→ **EXCERPTED DATA**
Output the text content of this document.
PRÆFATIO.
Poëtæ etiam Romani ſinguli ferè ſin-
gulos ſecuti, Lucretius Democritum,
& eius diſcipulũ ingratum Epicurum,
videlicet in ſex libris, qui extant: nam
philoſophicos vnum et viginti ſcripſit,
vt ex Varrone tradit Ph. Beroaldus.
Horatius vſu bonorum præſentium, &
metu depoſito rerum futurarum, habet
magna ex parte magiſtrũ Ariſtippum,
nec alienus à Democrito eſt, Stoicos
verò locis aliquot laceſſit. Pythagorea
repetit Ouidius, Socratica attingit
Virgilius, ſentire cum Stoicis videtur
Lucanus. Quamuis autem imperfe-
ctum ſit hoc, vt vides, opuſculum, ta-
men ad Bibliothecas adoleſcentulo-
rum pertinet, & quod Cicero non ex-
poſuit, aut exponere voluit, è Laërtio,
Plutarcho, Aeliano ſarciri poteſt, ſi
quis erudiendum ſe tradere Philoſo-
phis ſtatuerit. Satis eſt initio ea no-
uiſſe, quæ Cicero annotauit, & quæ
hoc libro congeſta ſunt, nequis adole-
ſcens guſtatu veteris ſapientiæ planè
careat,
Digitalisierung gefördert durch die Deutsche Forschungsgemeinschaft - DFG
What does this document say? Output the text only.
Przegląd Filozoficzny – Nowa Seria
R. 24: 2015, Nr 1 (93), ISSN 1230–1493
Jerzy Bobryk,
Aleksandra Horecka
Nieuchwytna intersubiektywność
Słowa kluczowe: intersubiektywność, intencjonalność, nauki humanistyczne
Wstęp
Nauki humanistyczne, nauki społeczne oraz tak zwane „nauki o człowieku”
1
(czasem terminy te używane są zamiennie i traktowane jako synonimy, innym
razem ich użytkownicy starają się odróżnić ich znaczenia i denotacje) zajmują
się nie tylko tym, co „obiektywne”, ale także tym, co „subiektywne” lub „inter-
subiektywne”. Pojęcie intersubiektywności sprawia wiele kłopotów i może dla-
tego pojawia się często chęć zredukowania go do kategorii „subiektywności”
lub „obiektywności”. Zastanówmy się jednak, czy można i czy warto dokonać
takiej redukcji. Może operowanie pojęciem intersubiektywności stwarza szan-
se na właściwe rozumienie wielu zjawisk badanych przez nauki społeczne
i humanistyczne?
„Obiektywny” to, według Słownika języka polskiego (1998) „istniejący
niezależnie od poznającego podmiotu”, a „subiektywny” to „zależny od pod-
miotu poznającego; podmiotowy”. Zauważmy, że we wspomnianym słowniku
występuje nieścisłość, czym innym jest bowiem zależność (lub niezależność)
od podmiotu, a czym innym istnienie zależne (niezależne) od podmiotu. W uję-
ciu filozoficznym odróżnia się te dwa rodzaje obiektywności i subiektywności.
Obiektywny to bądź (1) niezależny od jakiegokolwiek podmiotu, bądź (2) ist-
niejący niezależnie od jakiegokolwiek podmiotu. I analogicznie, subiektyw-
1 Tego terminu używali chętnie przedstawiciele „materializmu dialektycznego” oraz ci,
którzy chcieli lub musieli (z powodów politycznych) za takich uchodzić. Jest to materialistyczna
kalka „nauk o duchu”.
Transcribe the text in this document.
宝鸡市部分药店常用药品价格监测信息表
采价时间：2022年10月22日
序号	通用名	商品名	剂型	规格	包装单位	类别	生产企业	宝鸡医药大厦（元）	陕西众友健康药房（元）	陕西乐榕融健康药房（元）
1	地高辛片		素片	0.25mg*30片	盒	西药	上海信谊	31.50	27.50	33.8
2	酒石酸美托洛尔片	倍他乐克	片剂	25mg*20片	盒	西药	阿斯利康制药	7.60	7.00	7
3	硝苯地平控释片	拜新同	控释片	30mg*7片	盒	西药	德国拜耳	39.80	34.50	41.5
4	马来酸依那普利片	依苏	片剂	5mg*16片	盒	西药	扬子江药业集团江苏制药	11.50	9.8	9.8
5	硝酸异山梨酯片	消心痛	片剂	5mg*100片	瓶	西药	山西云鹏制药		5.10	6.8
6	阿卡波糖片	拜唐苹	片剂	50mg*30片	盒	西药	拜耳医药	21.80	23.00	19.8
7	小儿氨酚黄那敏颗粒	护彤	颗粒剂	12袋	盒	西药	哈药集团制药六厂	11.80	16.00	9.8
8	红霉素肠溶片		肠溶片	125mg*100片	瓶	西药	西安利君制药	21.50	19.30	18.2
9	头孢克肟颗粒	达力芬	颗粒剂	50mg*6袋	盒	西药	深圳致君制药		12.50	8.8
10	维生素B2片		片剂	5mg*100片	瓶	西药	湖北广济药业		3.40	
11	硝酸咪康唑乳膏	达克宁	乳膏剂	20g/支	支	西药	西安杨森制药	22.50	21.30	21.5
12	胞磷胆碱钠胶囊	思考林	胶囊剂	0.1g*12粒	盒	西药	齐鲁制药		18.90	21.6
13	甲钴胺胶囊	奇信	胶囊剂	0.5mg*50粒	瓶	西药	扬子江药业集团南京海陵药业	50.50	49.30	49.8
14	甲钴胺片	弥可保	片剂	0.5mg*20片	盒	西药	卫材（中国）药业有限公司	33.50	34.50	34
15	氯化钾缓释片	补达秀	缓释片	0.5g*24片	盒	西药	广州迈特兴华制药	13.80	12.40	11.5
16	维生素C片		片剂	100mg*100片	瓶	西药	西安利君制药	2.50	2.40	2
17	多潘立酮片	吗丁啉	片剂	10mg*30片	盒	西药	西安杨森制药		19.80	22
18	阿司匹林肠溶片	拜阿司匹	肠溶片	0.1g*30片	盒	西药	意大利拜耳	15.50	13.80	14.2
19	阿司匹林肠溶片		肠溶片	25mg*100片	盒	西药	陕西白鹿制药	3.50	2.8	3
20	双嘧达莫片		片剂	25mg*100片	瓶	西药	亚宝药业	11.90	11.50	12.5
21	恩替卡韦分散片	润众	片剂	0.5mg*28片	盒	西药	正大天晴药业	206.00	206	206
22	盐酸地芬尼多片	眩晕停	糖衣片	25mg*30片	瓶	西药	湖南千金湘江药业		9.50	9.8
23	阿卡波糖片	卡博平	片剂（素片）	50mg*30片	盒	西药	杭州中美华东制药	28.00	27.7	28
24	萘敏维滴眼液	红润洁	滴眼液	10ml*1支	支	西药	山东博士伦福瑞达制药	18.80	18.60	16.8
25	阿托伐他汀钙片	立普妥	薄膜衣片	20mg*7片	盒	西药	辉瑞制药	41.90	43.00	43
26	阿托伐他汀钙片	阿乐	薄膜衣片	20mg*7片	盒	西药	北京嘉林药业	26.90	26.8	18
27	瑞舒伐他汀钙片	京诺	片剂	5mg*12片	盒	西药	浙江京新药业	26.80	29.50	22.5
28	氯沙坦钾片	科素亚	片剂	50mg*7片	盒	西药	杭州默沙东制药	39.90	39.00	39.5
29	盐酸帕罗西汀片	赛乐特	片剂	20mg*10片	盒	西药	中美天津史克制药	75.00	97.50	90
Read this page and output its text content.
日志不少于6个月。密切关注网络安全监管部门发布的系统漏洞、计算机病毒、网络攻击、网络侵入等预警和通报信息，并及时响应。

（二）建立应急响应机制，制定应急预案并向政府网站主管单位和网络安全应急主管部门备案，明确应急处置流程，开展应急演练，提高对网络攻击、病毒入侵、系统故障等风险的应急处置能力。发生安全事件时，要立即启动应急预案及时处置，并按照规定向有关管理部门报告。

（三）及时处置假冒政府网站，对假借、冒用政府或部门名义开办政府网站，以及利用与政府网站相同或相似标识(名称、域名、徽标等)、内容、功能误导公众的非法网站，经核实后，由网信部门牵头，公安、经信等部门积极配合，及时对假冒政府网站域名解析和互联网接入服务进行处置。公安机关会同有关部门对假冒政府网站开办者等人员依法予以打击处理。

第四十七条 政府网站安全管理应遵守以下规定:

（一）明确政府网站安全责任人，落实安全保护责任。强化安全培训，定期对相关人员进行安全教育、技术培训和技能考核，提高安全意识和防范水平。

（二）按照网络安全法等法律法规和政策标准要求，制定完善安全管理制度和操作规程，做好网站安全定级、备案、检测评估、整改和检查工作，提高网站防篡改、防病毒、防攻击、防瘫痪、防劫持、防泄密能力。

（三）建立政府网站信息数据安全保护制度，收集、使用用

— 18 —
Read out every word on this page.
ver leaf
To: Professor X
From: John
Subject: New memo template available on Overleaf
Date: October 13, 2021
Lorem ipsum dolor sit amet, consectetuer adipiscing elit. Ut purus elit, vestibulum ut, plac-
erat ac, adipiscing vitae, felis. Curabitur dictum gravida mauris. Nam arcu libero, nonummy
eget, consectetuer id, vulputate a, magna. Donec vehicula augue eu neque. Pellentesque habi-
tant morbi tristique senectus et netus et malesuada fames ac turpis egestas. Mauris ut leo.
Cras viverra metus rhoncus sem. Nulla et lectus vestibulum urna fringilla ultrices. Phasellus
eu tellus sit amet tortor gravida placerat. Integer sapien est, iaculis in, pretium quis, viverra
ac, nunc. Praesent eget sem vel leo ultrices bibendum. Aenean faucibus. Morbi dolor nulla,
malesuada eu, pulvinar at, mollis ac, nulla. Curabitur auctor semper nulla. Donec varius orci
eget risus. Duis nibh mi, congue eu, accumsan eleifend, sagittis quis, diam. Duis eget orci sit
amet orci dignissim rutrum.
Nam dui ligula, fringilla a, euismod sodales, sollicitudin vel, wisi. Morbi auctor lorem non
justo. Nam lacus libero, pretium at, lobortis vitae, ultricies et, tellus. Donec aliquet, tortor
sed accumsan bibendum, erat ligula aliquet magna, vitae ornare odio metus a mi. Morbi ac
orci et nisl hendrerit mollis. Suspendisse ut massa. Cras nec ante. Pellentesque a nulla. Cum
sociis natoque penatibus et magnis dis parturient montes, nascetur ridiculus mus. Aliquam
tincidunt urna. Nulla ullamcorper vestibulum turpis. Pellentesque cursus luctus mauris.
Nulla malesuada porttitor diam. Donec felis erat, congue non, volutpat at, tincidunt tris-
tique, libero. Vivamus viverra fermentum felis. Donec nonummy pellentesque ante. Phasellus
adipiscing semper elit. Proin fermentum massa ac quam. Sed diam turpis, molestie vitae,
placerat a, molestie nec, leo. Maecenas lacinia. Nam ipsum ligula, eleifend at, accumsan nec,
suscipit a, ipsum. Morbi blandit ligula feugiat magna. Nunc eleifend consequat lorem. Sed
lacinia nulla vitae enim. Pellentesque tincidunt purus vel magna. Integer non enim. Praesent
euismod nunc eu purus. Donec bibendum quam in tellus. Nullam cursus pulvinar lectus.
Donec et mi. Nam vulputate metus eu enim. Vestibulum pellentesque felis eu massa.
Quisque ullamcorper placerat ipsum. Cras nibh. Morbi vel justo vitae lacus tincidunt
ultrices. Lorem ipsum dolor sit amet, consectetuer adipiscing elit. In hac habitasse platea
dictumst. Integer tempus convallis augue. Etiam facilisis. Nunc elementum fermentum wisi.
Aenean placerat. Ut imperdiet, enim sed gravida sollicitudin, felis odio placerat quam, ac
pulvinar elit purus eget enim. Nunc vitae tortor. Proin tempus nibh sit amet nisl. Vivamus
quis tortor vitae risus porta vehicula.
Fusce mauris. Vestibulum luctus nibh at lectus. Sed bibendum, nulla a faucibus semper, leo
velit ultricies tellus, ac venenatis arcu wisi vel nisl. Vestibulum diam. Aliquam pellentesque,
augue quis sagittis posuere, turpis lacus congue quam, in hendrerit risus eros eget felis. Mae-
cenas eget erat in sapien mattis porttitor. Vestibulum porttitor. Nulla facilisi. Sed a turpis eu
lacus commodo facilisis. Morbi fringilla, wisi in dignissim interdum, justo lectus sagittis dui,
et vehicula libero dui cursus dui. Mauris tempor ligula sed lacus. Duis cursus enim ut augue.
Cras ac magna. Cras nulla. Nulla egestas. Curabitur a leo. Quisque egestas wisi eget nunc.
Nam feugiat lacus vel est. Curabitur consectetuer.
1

→ **REQUIREMENTS**
Collect, from the material above, every line containing the word "jakiegokolwiek".

→ **SOLUTION FOR THIS PROBLEM**
Obiektywny to bądź (1) niezależny od jakiegokolwiek podmiotu, bądź (2) ist-
niejący niezależnie od jakiegokolwiek podmiotu. I analogicznie, subiektyw-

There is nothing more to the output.